Word for word, restate every line of the material.

[Data listing]:
--

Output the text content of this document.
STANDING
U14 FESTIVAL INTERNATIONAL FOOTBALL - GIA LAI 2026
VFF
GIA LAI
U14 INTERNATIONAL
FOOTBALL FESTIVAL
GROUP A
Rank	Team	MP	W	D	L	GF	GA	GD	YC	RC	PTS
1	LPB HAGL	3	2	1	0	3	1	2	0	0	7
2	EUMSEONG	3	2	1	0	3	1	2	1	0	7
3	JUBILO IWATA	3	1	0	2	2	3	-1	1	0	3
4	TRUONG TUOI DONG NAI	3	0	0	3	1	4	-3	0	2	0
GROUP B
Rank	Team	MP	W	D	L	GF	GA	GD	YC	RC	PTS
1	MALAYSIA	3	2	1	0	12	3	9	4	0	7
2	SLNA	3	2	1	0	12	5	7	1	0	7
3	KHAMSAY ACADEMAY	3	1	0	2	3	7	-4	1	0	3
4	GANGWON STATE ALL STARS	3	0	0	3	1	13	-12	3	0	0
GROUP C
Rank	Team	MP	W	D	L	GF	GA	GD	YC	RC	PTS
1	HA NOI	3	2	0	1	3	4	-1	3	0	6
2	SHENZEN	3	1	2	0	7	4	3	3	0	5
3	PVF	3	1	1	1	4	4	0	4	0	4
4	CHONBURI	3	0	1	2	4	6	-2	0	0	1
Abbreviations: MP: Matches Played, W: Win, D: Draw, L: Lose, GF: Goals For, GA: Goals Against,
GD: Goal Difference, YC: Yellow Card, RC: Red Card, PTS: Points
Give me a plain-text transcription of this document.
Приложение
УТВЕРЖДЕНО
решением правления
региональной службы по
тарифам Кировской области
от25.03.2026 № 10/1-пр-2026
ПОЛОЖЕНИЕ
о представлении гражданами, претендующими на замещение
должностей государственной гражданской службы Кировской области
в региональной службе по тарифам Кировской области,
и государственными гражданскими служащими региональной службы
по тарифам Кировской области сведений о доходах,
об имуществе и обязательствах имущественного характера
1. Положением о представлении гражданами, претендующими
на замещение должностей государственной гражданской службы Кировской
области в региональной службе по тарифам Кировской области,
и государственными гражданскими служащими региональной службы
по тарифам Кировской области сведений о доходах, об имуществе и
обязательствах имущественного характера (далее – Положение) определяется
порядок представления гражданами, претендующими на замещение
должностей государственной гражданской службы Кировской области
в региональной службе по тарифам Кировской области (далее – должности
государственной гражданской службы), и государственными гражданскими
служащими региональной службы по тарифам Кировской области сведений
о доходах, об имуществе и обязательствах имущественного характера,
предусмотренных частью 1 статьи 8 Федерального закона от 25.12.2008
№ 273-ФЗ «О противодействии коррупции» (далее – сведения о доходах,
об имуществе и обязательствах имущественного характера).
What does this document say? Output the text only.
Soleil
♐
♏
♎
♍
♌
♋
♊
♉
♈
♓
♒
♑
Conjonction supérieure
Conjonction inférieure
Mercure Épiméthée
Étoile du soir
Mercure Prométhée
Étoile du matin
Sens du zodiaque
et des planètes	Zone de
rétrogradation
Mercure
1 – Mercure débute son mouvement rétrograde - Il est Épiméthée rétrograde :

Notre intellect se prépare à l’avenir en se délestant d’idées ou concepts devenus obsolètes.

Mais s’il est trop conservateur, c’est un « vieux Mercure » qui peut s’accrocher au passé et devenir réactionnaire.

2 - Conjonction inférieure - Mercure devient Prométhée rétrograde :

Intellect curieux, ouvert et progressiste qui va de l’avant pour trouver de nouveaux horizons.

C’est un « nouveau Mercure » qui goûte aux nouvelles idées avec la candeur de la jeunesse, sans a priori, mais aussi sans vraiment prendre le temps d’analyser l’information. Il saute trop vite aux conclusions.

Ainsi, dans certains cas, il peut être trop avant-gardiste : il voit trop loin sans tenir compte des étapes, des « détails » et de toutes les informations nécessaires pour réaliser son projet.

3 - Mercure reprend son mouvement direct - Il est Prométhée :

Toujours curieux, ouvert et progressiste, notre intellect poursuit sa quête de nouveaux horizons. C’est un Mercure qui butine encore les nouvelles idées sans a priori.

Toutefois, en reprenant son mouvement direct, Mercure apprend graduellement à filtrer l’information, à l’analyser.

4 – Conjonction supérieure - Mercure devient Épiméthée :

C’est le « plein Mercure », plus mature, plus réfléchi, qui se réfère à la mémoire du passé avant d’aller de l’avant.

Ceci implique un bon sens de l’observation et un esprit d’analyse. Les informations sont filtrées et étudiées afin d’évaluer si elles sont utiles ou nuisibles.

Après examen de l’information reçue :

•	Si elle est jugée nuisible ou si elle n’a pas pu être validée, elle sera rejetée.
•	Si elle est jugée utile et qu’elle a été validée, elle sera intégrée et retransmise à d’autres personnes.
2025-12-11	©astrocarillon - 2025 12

--

[Reply to the exercise]:
Output the text content of this document.
STANDING
U14 FESTIVAL INTERNATIONAL FOOTBALL - GIA LAI 2026
VFF
GIA LAI
U14 INTERNATIONAL
FOOTBALL FESTIVAL
GROUP A
Rank	Team	MP	W	D	L	GF	GA	GD	YC	RC	PTS
1	LPB HAGL	3	2	1	0	3	1	2	0	0	7
2	EUMSEONG	3	2	1	0	3	1	2	1	0	7
3	JUBILO IWATA	3	1	0	2	2	3	-1	1	0	3
4	TRUONG TUOI DONG NAI	3	0	0	3	1	4	-3	0	2	0
GROUP B
Rank	Team	MP	W	D	L	GF	GA	GD	YC	RC	PTS
1	MALAYSIA	3	2	1	0	12	3	9	4	0	7
2	SLNA	3	2	1	0	12	5	7	1	0	7
3	KHAMSAY ACADEMAY	3	1	0	2	3	7	-4	1	0	3
4	GANGWON STATE ALL STARS	3	0	0	3	1	13	-12	3	0	0
GROUP C
Rank	Team	MP	W	D	L	GF	GA	GD	YC	RC	PTS
1	HA NOI	3	2	0	1	3	4	-1	3	0	6
2	SHENZEN	3	1	2	0	7	4	3	3	0	5
3	PVF	3	1	1	1	4	4	0	4	0	4
4	CHONBURI	3	0	1	2	4	6	-2	0	0	1
Abbreviations: MP: Matches Played, W: Win, D: Draw, L: Lose, GF: Goals For, GA: Goals Against,
GD: Goal Difference, YC: Yellow Card, RC: Red Card, PTS: Points
Give me a plain-text transcription of this document.
Приложение
УТВЕРЖДЕНО
решением правления
региональной службы по
тарифам Кировской области
от25.03.2026 № 10/1-пр-2026
ПОЛОЖЕНИЕ
о представлении гражданами, претендующими на замещение
должностей государственной гражданской службы Кировской области
в региональной службе по тарифам Кировской области,
и государственными гражданскими служащими региональной службы
по тарифам Кировской области сведений о доходах,
об имуществе и обязательствах имущественного характера
1. Положением о представлении гражданами, претендующими
на замещение должностей государственной гражданской службы Кировской
области в региональной службе по тарифам Кировской области,
и государственными гражданскими служащими региональной службы
по тарифам Кировской области сведений о доходах, об имуществе и
обязательствах имущественного характера (далее – Положение) определяется
порядок представления гражданами, претендующими на замещение
должностей государственной гражданской службы Кировской области
в региональной службе по тарифам Кировской области (далее – должности
государственной гражданской службы), и государственными гражданскими
служащими региональной службы по тарифам Кировской области сведений
о доходах, об имуществе и обязательствах имущественного характера,
предусмотренных частью 1 статьи 8 Федерального закона от 25.12.2008
№ 273-ФЗ «О противодействии коррупции» (далее – сведения о доходах,
об имуществе и обязательствах имущественного характера).
What does this document say? Output the text only.
Soleil
♐
♏
♎
♍
♌
♋
♊
♉
♈
♓
♒
♑
Conjonction supérieure
Conjonction inférieure
Mercure Épiméthée
Étoile du soir
Mercure Prométhée
Étoile du matin
Sens du zodiaque
et des planètes	Zone de
rétrogradation
Mercure
1 – Mercure débute son mouvement rétrograde - Il est Épiméthée rétrograde :

Notre intellect se prépare à l’avenir en se délestant d’idées ou concepts devenus obsolètes.

Mais s’il est trop conservateur, c’est un « vieux Mercure » qui peut s’accrocher au passé et devenir réactionnaire.

2 - Conjonction inférieure - Mercure devient Prométhée rétrograde :

Intellect curieux, ouvert et progressiste qui va de l’avant pour trouver de nouveaux horizons.

C’est un « nouveau Mercure » qui goûte aux nouvelles idées avec la candeur de la jeunesse, sans a priori, mais aussi sans vraiment prendre le temps d’analyser l’information. Il saute trop vite aux conclusions.

Ainsi, dans certains cas, il peut être trop avant-gardiste : il voit trop loin sans tenir compte des étapes, des « détails » et de toutes les informations nécessaires pour réaliser son projet.

3 - Mercure reprend son mouvement direct - Il est Prométhée :

Toujours curieux, ouvert et progressiste, notre intellect poursuit sa quête de nouveaux horizons. C’est un Mercure qui butine encore les nouvelles idées sans a priori.

Toutefois, en reprenant son mouvement direct, Mercure apprend graduellement à filtrer l’information, à l’analyser.

4 – Conjonction supérieure - Mercure devient Épiméthée :

C’est le « plein Mercure », plus mature, plus réfléchi, qui se réfère à la mémoire du passé avant d’aller de l’avant.

Ceci implique un bon sens de l’observation et un esprit d’analyse. Les informations sont filtrées et étudiées afin d’évaluer si elles sont utiles ou nuisibles.

Après examen de l’information reçue :

•	Si elle est jugée nuisible ou si elle n’a pas pu être validée, elle sera rejetée.
•	Si elle est jugée utile et qu’elle a été validée, elle sera intégrée et retransmise à d’autres personnes.
2025-12-11	©astrocarillon - 2025 12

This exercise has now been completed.